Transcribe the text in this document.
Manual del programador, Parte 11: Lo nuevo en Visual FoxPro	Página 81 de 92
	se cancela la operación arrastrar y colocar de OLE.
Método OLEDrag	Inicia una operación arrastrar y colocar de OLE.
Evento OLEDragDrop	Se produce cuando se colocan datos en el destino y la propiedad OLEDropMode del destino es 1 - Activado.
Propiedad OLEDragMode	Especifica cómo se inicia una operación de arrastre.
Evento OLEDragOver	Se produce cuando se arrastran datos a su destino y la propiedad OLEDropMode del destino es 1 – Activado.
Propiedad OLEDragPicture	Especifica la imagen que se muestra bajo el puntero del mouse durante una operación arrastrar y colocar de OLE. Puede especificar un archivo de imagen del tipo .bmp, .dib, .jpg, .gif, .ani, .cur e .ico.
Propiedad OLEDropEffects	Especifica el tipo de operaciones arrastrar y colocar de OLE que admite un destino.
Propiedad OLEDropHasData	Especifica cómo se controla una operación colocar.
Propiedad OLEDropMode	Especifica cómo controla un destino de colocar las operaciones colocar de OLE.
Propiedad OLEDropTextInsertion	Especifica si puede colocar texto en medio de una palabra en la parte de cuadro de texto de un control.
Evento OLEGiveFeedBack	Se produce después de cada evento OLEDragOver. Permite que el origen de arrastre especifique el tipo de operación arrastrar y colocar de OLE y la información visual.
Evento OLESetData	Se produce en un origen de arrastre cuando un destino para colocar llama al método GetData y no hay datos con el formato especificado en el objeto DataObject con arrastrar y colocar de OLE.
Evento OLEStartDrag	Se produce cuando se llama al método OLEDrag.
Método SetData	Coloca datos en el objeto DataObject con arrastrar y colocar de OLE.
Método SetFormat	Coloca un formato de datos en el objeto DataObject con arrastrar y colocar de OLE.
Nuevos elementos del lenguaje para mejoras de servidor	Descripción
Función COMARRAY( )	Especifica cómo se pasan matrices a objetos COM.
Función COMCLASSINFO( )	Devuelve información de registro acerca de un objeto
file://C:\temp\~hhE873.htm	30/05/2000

::::::::

Transcribe each entry exactly.

Final result ->
Transcribe the text in this document.
Manual del programador, Parte 11: Lo nuevo en Visual FoxPro	Página 81 de 92
	se cancela la operación arrastrar y colocar de OLE.
Método OLEDrag	Inicia una operación arrastrar y colocar de OLE.
Evento OLEDragDrop	Se produce cuando se colocan datos en el destino y la propiedad OLEDropMode del destino es 1 - Activado.
Propiedad OLEDragMode	Especifica cómo se inicia una operación de arrastre.
Evento OLEDragOver	Se produce cuando se arrastran datos a su destino y la propiedad OLEDropMode del destino es 1 – Activado.
Propiedad OLEDragPicture	Especifica la imagen que se muestra bajo el puntero del mouse durante una operación arrastrar y colocar de OLE. Puede especificar un archivo de imagen del tipo .bmp, .dib, .jpg, .gif, .ani, .cur e .ico.
Propiedad OLEDropEffects	Especifica el tipo de operaciones arrastrar y colocar de OLE que admite un destino.
Propiedad OLEDropHasData	Especifica cómo se controla una operación colocar.
Propiedad OLEDropMode	Especifica cómo controla un destino de colocar las operaciones colocar de OLE.
Propiedad OLEDropTextInsertion	Especifica si puede colocar texto en medio de una palabra en la parte de cuadro de texto de un control.
Evento OLEGiveFeedBack	Se produce después de cada evento OLEDragOver. Permite que el origen de arrastre especifique el tipo de operación arrastrar y colocar de OLE y la información visual.
Evento OLESetData	Se produce en un origen de arrastre cuando un destino para colocar llama al método GetData y no hay datos con el formato especificado en el objeto DataObject con arrastrar y colocar de OLE.
Evento OLEStartDrag	Se produce cuando se llama al método OLEDrag.
Método SetData	Coloca datos en el objeto DataObject con arrastrar y colocar de OLE.
Método SetFormat	Coloca un formato de datos en el objeto DataObject con arrastrar y colocar de OLE.
Nuevos elementos del lenguaje para mejoras de servidor	Descripción
Función COMARRAY( )	Especifica cómo se pasan matrices a objetos COM.
Función COMCLASSINFO( )	Devuelve información de registro acerca de un objeto
file://C:\temp\~hhE873.htm	30/05/2000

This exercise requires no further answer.